** START Records provided **
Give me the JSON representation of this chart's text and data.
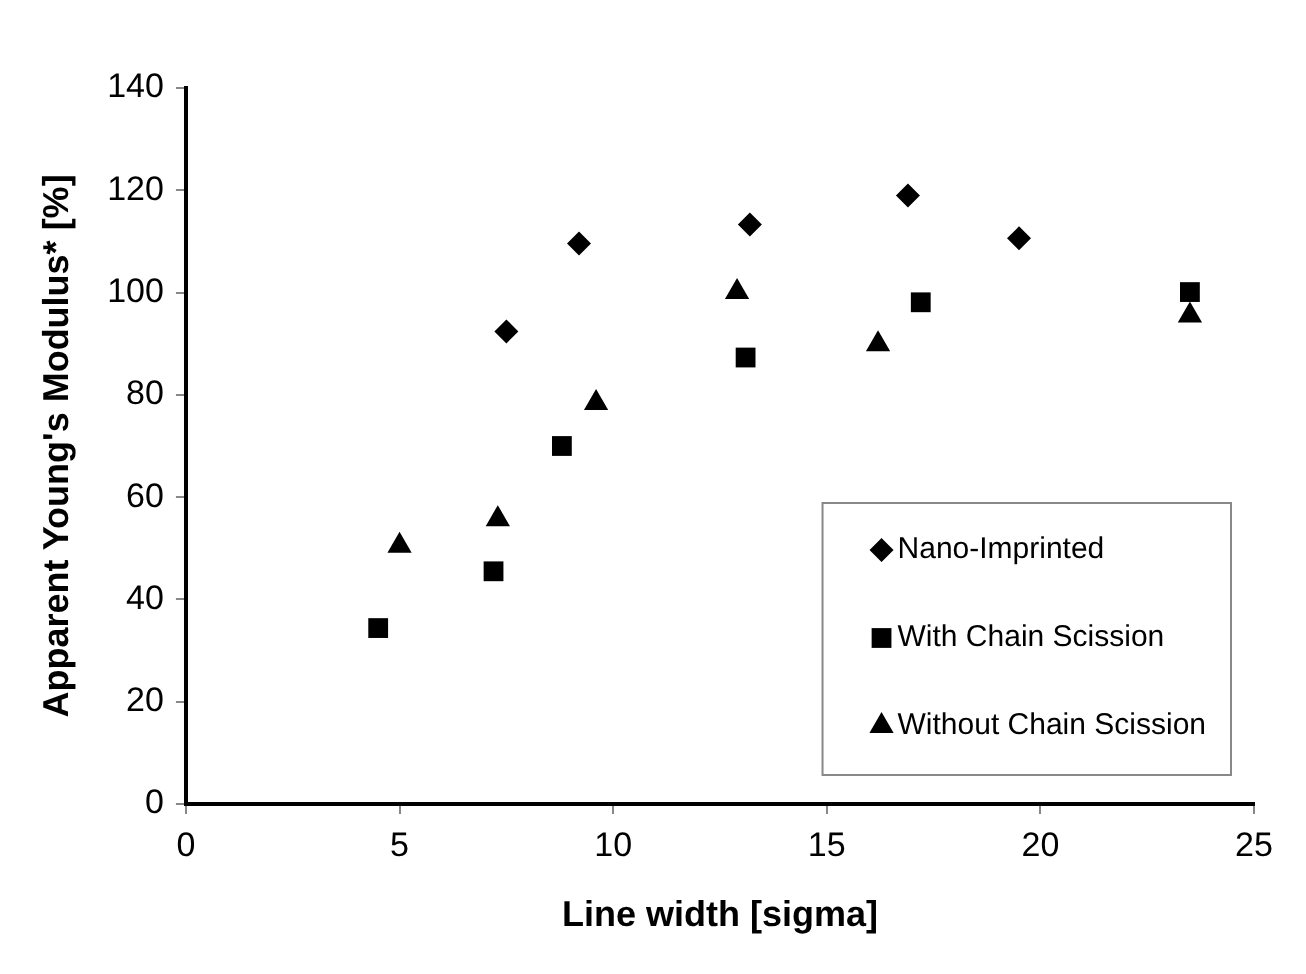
{
  "chart_data": {
    "type": "scatter",
    "xlabel": "Line width [sigma]",
    "ylabel": "Apparent Young's Modulus* [%]",
    "series": [
      {
        "name": "Nano-Imprinted",
        "color": "#000000",
        "marker": "diamond",
        "x": [
          7.5,
          9.2,
          13.2,
          16.9,
          19.5
        ],
        "values": [
          92.4,
          109.6,
          113.3,
          119,
          110.6
        ]
      },
      {
        "name": "With Chain Scission",
        "color": "#000000",
        "marker": "square",
        "x": [
          4.5,
          7.2,
          8.8,
          13.1,
          17.2,
          23.5
        ],
        "values": [
          34.4,
          45.5,
          70,
          87.3,
          98.1,
          100.1
        ]
      },
      {
        "name": "Without Chain Scission",
        "color": "#000000",
        "marker": "triangle",
        "x": [
          5,
          7.3,
          9.6,
          12.9,
          16.2,
          23.5
        ],
        "values": [
          50.5,
          55.7,
          78.4,
          100.1,
          89.9,
          95.5
        ]
      }
    ],
    "xlim": [
      0,
      25
    ],
    "xticks": [
      0,
      5,
      10,
      15,
      20,
      25
    ],
    "ylim": [
      0,
      140
    ],
    "yticks": [
      0,
      20,
      40,
      60,
      80,
      100,
      120,
      140
    ],
    "grid": false,
    "legend": "bottom right"
  }
}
** END Records provided **
Reproduce the records, all of them, word for word; omit the pictures.

Give me the JSON representation of this chart's text and data.
{
  "chart_data": {
    "type": "scatter",
    "xlabel": "Line width [sigma]",
    "ylabel": "Apparent Young's Modulus* [%]",
    "series": [
      {
        "name": "Nano-Imprinted",
        "color": "#000000",
        "marker": "diamond",
        "x": [
          7.5,
          9.2,
          13.2,
          16.9,
          19.5
        ],
        "values": [
          92.4,
          109.6,
          113.3,
          119,
          110.6
        ]
      },
      {
        "name": "With Chain Scission",
        "color": "#000000",
        "marker": "square",
        "x": [
          4.5,
          7.2,
          8.8,
          13.1,
          17.2,
          23.5
        ],
        "values": [
          34.4,
          45.5,
          70,
          87.3,
          98.1,
          100.1
        ]
      },
      {
        "name": "Without Chain Scission",
        "color": "#000000",
        "marker": "triangle",
        "x": [
          5,
          7.3,
          9.6,
          12.9,
          16.2,
          23.5
        ],
        "values": [
          50.5,
          55.7,
          78.4,
          100.1,
          89.9,
          95.5
        ]
      }
    ],
    "xlim": [
      0,
      25
    ],
    "xticks": [
      0,
      5,
      10,
      15,
      20,
      25
    ],
    "ylim": [
      0,
      140
    ],
    "yticks": [
      0,
      20,
      40,
      60,
      80,
      100,
      120,
      140
    ],
    "grid": false,
    "legend": "bottom right"
  }
}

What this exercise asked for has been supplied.